Data records
· · · · · · ·

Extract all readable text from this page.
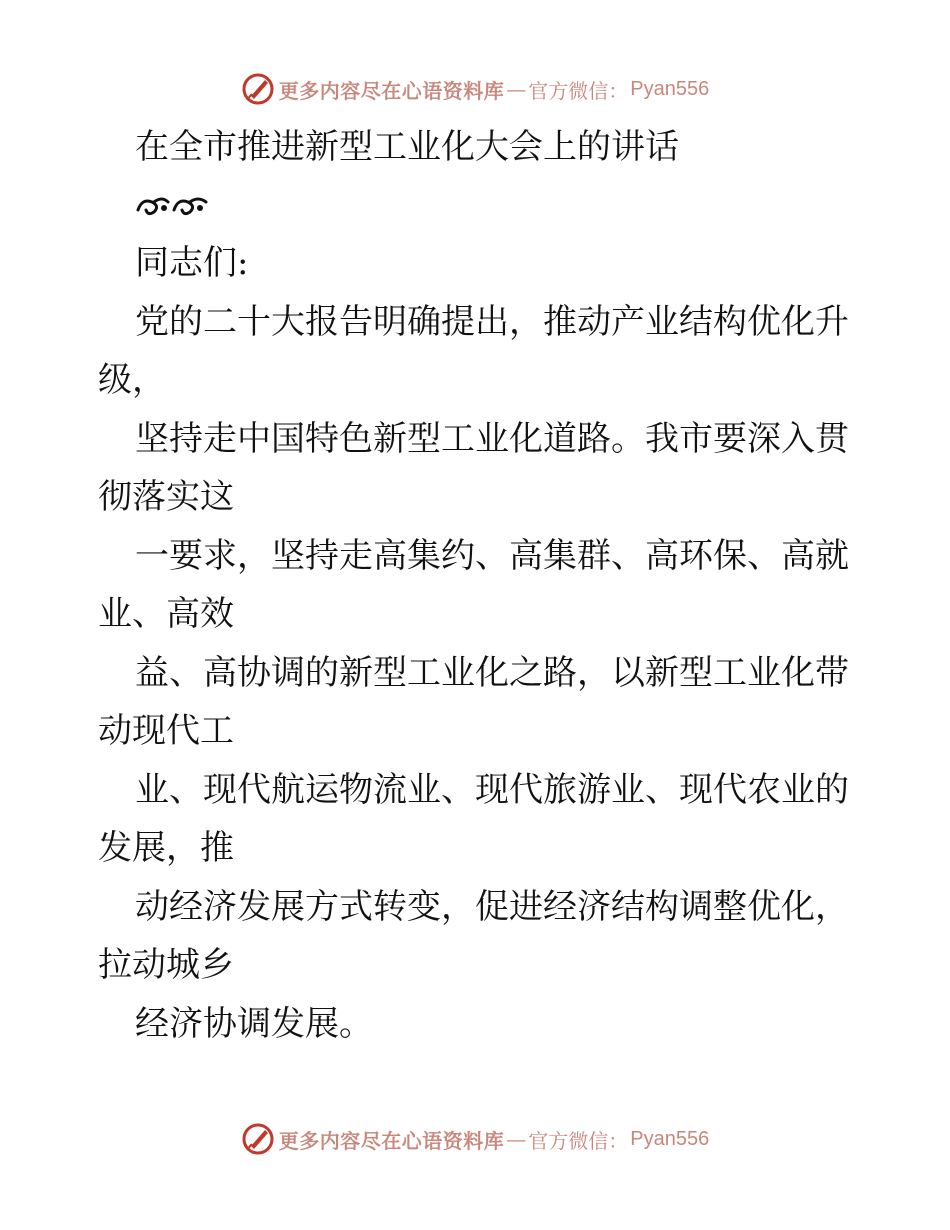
更多内容尽在心语资料库 — 官方微信： Pyan556
在全市推进新型工业化大会上的讲话
同志们:
党的二十大报告明确提出，推动产业结构优化升
级，
坚持走中国特色新型工业化道路。我市要深入贯
彻落实这
一要求，坚持走高集约、高集群、高环保、高就
业、高效
益、高协调的新型工业化之路，以新型工业化带
动现代工
业、现代航运物流业、现代旅游业、现代农业的
发展，推
动经济发展方式转变，促进经济结构调整优化，
拉动城乡
经济协调发展。
更多内容尽在心语资料库 — 官方微信： Pyan556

· · · · · · ·

Aim of the task
Take the data above and repeat it exactly, leaving each picture out.

Completed task
Extract all readable text from this page.
更多内容尽在心语资料库 — 官方微信： Pyan556
在全市推进新型工业化大会上的讲话
同志们:
党的二十大报告明确提出，推动产业结构优化升
级，
坚持走中国特色新型工业化道路。我市要深入贯
彻落实这
一要求，坚持走高集约、高集群、高环保、高就
业、高效
益、高协调的新型工业化之路，以新型工业化带
动现代工
业、现代航运物流业、现代旅游业、现代农业的
发展，推
动经济发展方式转变，促进经济结构调整优化，
拉动城乡
经济协调发展。
更多内容尽在心语资料库 — 官方微信： Pyan556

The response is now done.